Extracted data entries
- - -

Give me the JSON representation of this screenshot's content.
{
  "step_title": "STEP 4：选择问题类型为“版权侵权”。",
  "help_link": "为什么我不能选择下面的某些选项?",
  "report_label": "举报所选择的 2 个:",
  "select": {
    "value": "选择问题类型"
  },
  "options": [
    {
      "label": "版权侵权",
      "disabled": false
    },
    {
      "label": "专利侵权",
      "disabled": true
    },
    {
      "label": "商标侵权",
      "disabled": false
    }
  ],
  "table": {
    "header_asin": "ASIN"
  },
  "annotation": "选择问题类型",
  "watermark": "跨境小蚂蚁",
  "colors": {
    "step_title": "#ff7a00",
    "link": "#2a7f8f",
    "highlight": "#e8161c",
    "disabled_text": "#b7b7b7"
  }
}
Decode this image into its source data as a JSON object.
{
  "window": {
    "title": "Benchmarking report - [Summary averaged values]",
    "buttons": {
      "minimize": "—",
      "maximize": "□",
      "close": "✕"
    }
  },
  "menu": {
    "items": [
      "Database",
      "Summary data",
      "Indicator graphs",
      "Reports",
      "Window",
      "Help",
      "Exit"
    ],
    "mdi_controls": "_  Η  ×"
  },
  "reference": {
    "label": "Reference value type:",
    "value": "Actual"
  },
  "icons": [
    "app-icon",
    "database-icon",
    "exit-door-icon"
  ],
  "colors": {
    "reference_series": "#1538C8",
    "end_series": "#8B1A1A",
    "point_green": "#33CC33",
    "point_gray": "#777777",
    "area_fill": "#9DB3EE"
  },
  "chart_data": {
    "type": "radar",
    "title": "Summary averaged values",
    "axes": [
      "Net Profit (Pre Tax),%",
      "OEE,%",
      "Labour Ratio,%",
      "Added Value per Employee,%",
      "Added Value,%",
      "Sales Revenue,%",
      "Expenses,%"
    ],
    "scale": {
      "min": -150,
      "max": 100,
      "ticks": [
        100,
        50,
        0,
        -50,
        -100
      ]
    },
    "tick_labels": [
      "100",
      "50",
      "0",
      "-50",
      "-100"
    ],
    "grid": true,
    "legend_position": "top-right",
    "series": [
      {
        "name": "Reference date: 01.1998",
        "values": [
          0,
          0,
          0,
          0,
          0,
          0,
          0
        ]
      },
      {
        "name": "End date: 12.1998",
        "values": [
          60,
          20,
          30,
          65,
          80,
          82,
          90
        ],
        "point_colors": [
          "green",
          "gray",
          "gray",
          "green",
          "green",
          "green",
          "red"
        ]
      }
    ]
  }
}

- - -

Copy out each line of the entries that holds "Added".

      "Added Value per Employee,%",
      "Added Value,%",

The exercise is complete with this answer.